> [WHAT IS REQUIRED]
Find the lines below that contain the string "labels". Copy each one.

═════ PROVIDED RECORDS

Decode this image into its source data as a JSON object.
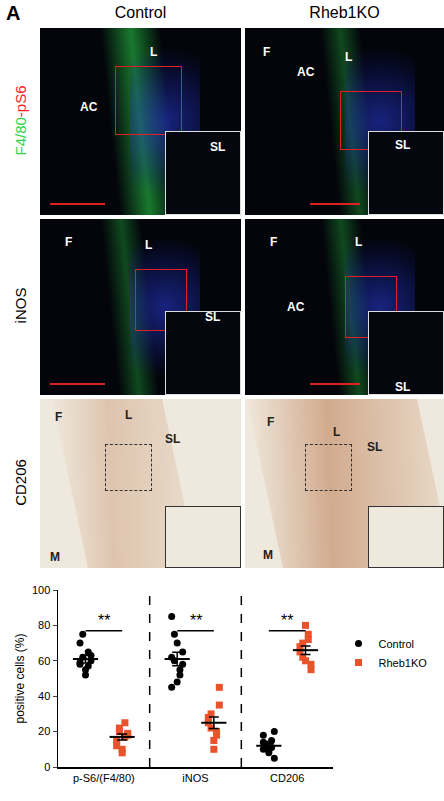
{
  "figure": {
    "panel_label": "A",
    "columns": [
      "Control",
      "Rheb1KO"
    ],
    "rows": [
      {
        "label_parts": [
          {
            "text": "F4/80",
            "color": "#2fd34a"
          },
          {
            "text": "-pS6",
            "color": "#ff2020"
          }
        ],
        "panels": [
          [
            "L",
            "AC",
            "SL"
          ],
          [
            "F",
            "AC",
            "L",
            "SL"
          ]
        ]
      },
      {
        "label_parts": [
          {
            "text": "iNOS",
            "color": "#000000"
          }
        ],
        "panels": [
          [
            "F",
            "L",
            "SL"
          ],
          [
            "F",
            "L",
            "AC",
            "SL"
          ]
        ]
      },
      {
        "label_parts": [
          {
            "text": "CD206",
            "color": "#000000"
          }
        ],
        "panels": [
          [
            "F",
            "L",
            "SL",
            "M"
          ],
          [
            "F",
            "L",
            "SL",
            "M"
          ]
        ]
      }
    ]
  },
  "chart_data": {
    "type": "scatter",
    "categories": [
      "p-S6/(F4/80)",
      "iNOS",
      "CD206"
    ],
    "y_label": "positive cells (%)",
    "ylim": [
      0,
      100
    ],
    "yticks": [
      0,
      20,
      40,
      60,
      80,
      100
    ],
    "legend": "right",
    "series": [
      {
        "name": "Control",
        "color": "#000000",
        "marker": "circle",
        "values": [
          [
            58,
            62,
            55,
            65,
            60,
            70,
            75,
            52,
            57,
            63,
            59
          ],
          [
            62,
            75,
            48,
            55,
            65,
            85,
            60,
            70,
            52,
            58,
            45
          ],
          [
            10,
            12,
            8,
            15,
            5,
            18,
            13,
            9,
            11,
            20,
            14
          ]
        ],
        "mean": [
          61,
          61,
          12
        ],
        "sem": [
          2.2,
          3.8,
          1.3
        ]
      },
      {
        "name": "Rheb1KO",
        "color": "#e8532b",
        "marker": "square",
        "values": [
          [
            15,
            20,
            10,
            25,
            18,
            12,
            22,
            8,
            17,
            19
          ],
          [
            25,
            30,
            15,
            20,
            35,
            28,
            22,
            10,
            18,
            45
          ],
          [
            65,
            70,
            60,
            75,
            55,
            68,
            62,
            80,
            72,
            58
          ]
        ],
        "mean": [
          17,
          25,
          66
        ],
        "sem": [
          1.7,
          3.2,
          2.4
        ]
      }
    ],
    "annotations": [
      {
        "category": 0,
        "y": 77,
        "text": "**"
      },
      {
        "category": 1,
        "y": 77,
        "text": "**"
      },
      {
        "category": 2,
        "y": 77,
        "text": "**"
      }
    ]
  }
}
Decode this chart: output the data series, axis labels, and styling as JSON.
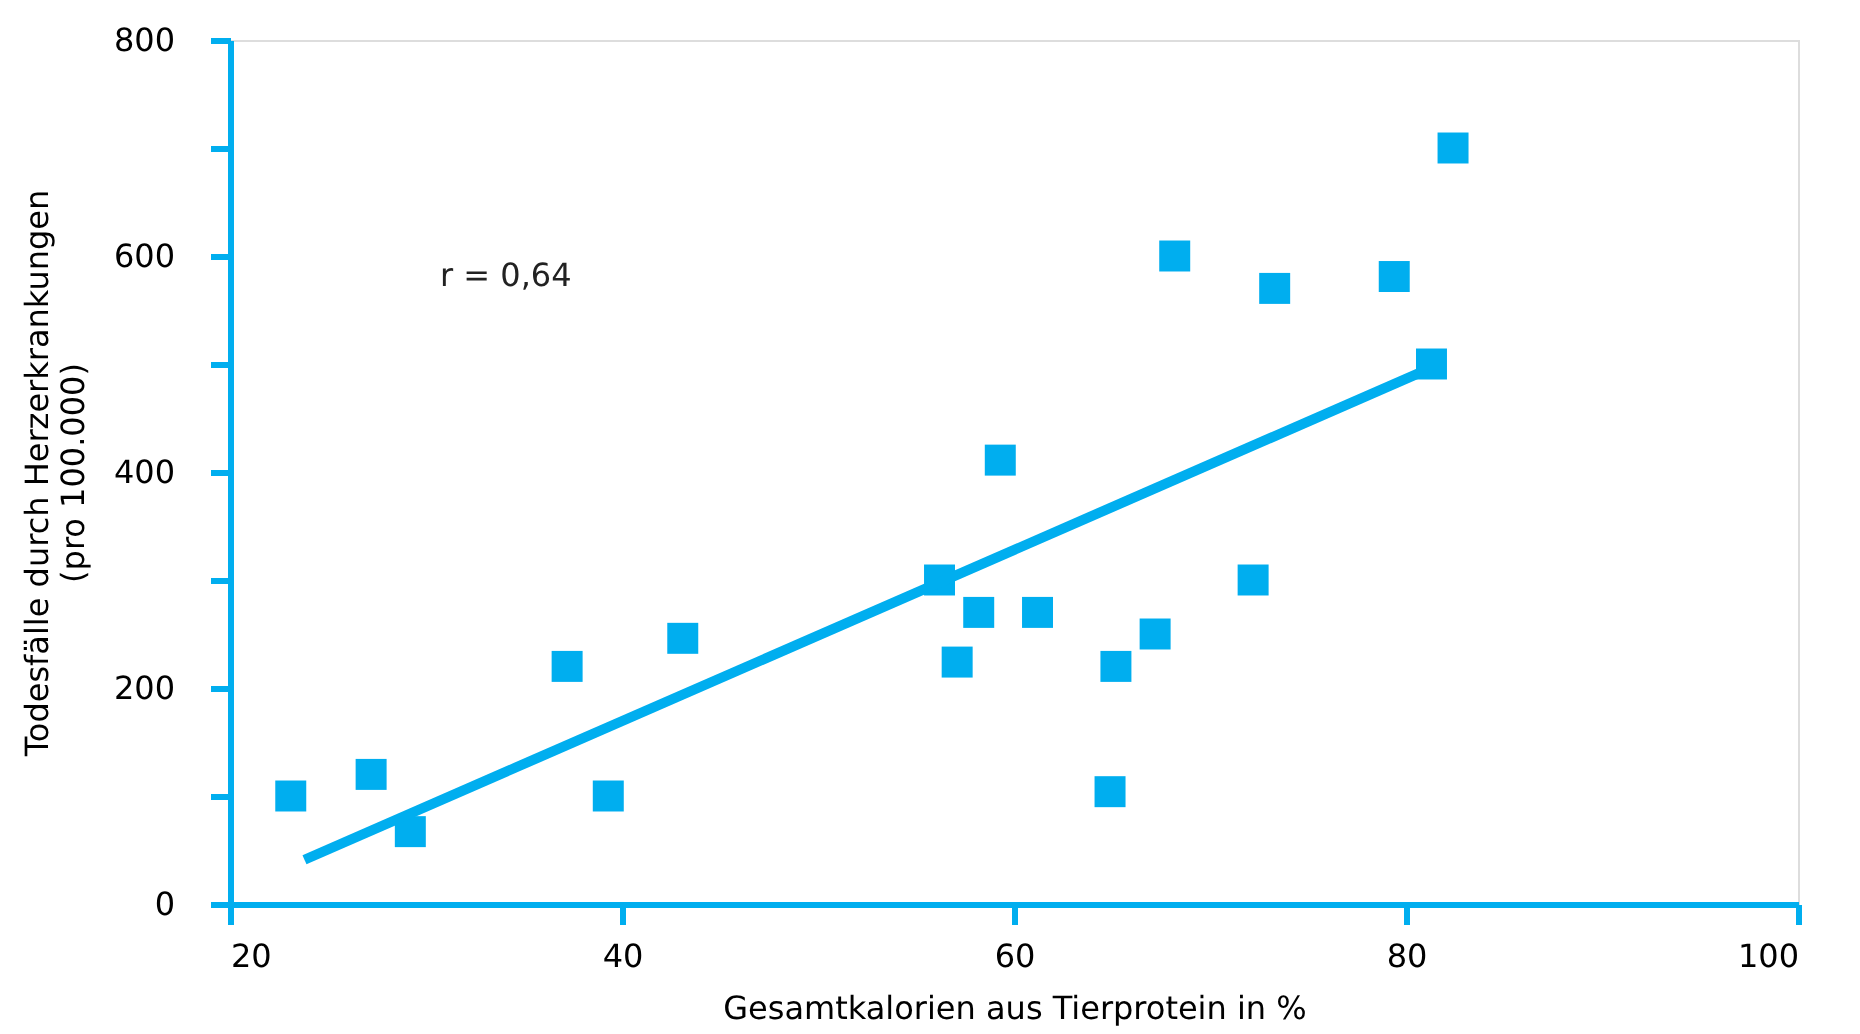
{
  "chart_data": {
    "type": "scatter",
    "xlabel": "Gesamtkalorien aus Tierprotein in %",
    "ylabel": "Todesfälle durch Herzerkrankungen\n(pro 100.000)",
    "xlim": [
      20,
      100
    ],
    "ylim": [
      0,
      800
    ],
    "xticks": [
      20,
      40,
      60,
      80,
      100
    ],
    "yticks": [
      0,
      {
        "value": 100,
        "label": null
      },
      200,
      {
        "value": 300,
        "label": null
      },
      400,
      {
        "value": 500,
        "label": null
      },
      600,
      {
        "value": 700,
        "label": null
      },
      800
    ],
    "grid": false,
    "legend": false,
    "marker": "square",
    "annotations": [
      "r = 0,64"
    ],
    "series": [
      {
        "color": "#00aeef",
        "x": [
          23.1,
          27.2,
          29.2,
          37.2,
          39.3,
          43.1,
          56.2,
          57.1,
          58.2,
          59.3,
          61.2,
          64.9,
          65.2,
          67.2,
          68.2,
          72.2,
          73.3,
          79.4,
          81.3,
          82.4
        ],
        "values": [
          100,
          120,
          67,
          220,
          100,
          246,
          300,
          224,
          270,
          411,
          270,
          104,
          220,
          250,
          600,
          300,
          570,
          581,
          500,
          700
        ]
      },
      {
        "type": "line",
        "color": "#00aeef",
        "marker": "none",
        "x": [
          23.8,
          81.1
        ],
        "values": [
          41,
          495
        ]
      }
    ]
  }
}
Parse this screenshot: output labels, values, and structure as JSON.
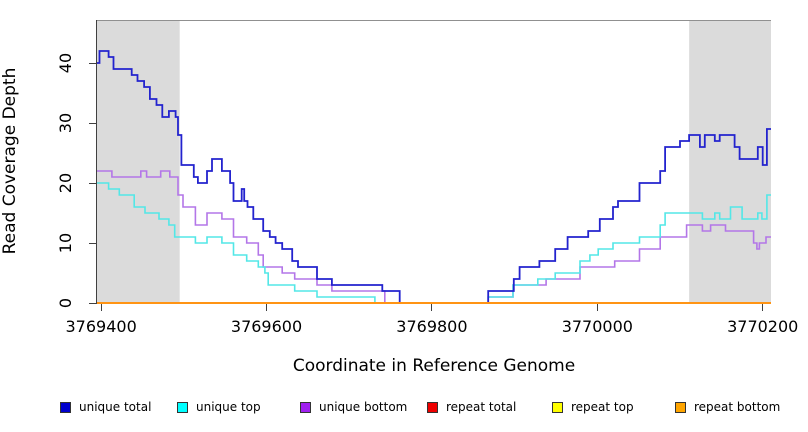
{
  "figure": {
    "background": "#ffffff",
    "band_color": "#dbdbdb",
    "frame_top_color": "#909090",
    "axis_color": "#404040"
  },
  "chart_data": {
    "type": "line",
    "subtype": "step-after",
    "title": "",
    "xlabel": "Coordinate in Reference Genome",
    "ylabel": "Read Coverage Depth",
    "xlim": [
      3769395,
      3770210
    ],
    "ylim": [
      0,
      47
    ],
    "x_ticks": [
      3769400,
      3769600,
      3769800,
      3770000,
      3770200
    ],
    "y_ticks": [
      0,
      10,
      20,
      30,
      40
    ],
    "grid": false,
    "legend_position": "bottom",
    "shaded_regions": [
      {
        "from": 3769395,
        "to": 3769495
      },
      {
        "from": 3770111,
        "to": 3770210
      }
    ],
    "series": [
      {
        "name": "unique total",
        "line_color": "#2323ce",
        "legend_fill": "#0000cc",
        "width": 1.8,
        "steps": [
          [
            3769395,
            40
          ],
          [
            3769398,
            42
          ],
          [
            3769409,
            41
          ],
          [
            3769415,
            39
          ],
          [
            3769437,
            38
          ],
          [
            3769444,
            37
          ],
          [
            3769452,
            36
          ],
          [
            3769459,
            34
          ],
          [
            3769467,
            33
          ],
          [
            3769474,
            31
          ],
          [
            3769482,
            32
          ],
          [
            3769490,
            31
          ],
          [
            3769493,
            28
          ],
          [
            3769497,
            23
          ],
          [
            3769512,
            21
          ],
          [
            3769517,
            20
          ],
          [
            3769528,
            22
          ],
          [
            3769534,
            24
          ],
          [
            3769546,
            22
          ],
          [
            3769556,
            20
          ],
          [
            3769560,
            17
          ],
          [
            3769570,
            19
          ],
          [
            3769573,
            17
          ],
          [
            3769577,
            16
          ],
          [
            3769584,
            14
          ],
          [
            3769596,
            12
          ],
          [
            3769604,
            11
          ],
          [
            3769611,
            10
          ],
          [
            3769619,
            9
          ],
          [
            3769631,
            7
          ],
          [
            3769638,
            6
          ],
          [
            3769661,
            4
          ],
          [
            3769679,
            3
          ],
          [
            3769740,
            2
          ],
          [
            3769761,
            0
          ],
          [
            3769868,
            2
          ],
          [
            3769899,
            4
          ],
          [
            3769906,
            6
          ],
          [
            3769930,
            7
          ],
          [
            3769949,
            9
          ],
          [
            3769964,
            11
          ],
          [
            3769989,
            12
          ],
          [
            3770003,
            14
          ],
          [
            3770019,
            16
          ],
          [
            3770025,
            17
          ],
          [
            3770051,
            20
          ],
          [
            3770076,
            22
          ],
          [
            3770082,
            26
          ],
          [
            3770100,
            27
          ],
          [
            3770111,
            28
          ],
          [
            3770124,
            26
          ],
          [
            3770130,
            28
          ],
          [
            3770142,
            27
          ],
          [
            3770148,
            28
          ],
          [
            3770166,
            26
          ],
          [
            3770172,
            24
          ],
          [
            3770194,
            26
          ],
          [
            3770200,
            23
          ],
          [
            3770205,
            29
          ]
        ]
      },
      {
        "name": "unique top",
        "line_color": "#53e7e7",
        "legend_fill": "#00ffff",
        "width": 1.6,
        "steps": [
          [
            3769395,
            20
          ],
          [
            3769409,
            19
          ],
          [
            3769422,
            18
          ],
          [
            3769440,
            16
          ],
          [
            3769453,
            15
          ],
          [
            3769470,
            14
          ],
          [
            3769482,
            13
          ],
          [
            3769489,
            11
          ],
          [
            3769514,
            10
          ],
          [
            3769528,
            11
          ],
          [
            3769546,
            10
          ],
          [
            3769560,
            8
          ],
          [
            3769576,
            7
          ],
          [
            3769590,
            6
          ],
          [
            3769598,
            5
          ],
          [
            3769602,
            3
          ],
          [
            3769634,
            2
          ],
          [
            3769661,
            1
          ],
          [
            3769731,
            0
          ],
          [
            3769868,
            1
          ],
          [
            3769898,
            3
          ],
          [
            3769928,
            4
          ],
          [
            3769949,
            5
          ],
          [
            3769979,
            7
          ],
          [
            3769991,
            8
          ],
          [
            3770001,
            9
          ],
          [
            3770019,
            10
          ],
          [
            3770051,
            11
          ],
          [
            3770076,
            13
          ],
          [
            3770082,
            15
          ],
          [
            3770127,
            14
          ],
          [
            3770142,
            15
          ],
          [
            3770148,
            14
          ],
          [
            3770161,
            16
          ],
          [
            3770175,
            14
          ],
          [
            3770194,
            15
          ],
          [
            3770199,
            14
          ],
          [
            3770205,
            18
          ]
        ]
      },
      {
        "name": "unique bottom",
        "line_color": "#b376e8",
        "legend_fill": "#a020f0",
        "width": 1.6,
        "steps": [
          [
            3769395,
            22
          ],
          [
            3769413,
            21
          ],
          [
            3769448,
            22
          ],
          [
            3769455,
            21
          ],
          [
            3769472,
            22
          ],
          [
            3769483,
            21
          ],
          [
            3769493,
            18
          ],
          [
            3769499,
            16
          ],
          [
            3769514,
            13
          ],
          [
            3769528,
            15
          ],
          [
            3769546,
            14
          ],
          [
            3769560,
            11
          ],
          [
            3769576,
            10
          ],
          [
            3769590,
            8
          ],
          [
            3769596,
            6
          ],
          [
            3769619,
            5
          ],
          [
            3769634,
            4
          ],
          [
            3769661,
            3
          ],
          [
            3769679,
            2
          ],
          [
            3769743,
            0
          ],
          [
            3769868,
            1
          ],
          [
            3769898,
            3
          ],
          [
            3769938,
            4
          ],
          [
            3769979,
            6
          ],
          [
            3770021,
            7
          ],
          [
            3770051,
            9
          ],
          [
            3770076,
            11
          ],
          [
            3770108,
            13
          ],
          [
            3770127,
            12
          ],
          [
            3770137,
            13
          ],
          [
            3770155,
            12
          ],
          [
            3770189,
            10
          ],
          [
            3770193,
            9
          ],
          [
            3770196,
            10
          ],
          [
            3770204,
            11
          ]
        ]
      },
      {
        "name": "repeat total",
        "line_color": "#cc0000",
        "legend_fill": "#ee0000",
        "width": 1.6,
        "steps": [
          [
            3769395,
            0
          ]
        ]
      },
      {
        "name": "repeat top",
        "line_color": "#eeee00",
        "legend_fill": "#ffff00",
        "width": 1.6,
        "steps": [
          [
            3769395,
            0
          ]
        ]
      },
      {
        "name": "repeat bottom",
        "line_color": "#ff9414",
        "legend_fill": "#ffa500",
        "width": 2,
        "steps": [
          [
            3769395,
            0
          ]
        ]
      }
    ]
  }
}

══════════

> [RESULT OF THE EXERCISE]
Decode this chart: output the data series, axis labels, and styling as JSON.
Parse this screenshot: output labels, values, and structure as JSON.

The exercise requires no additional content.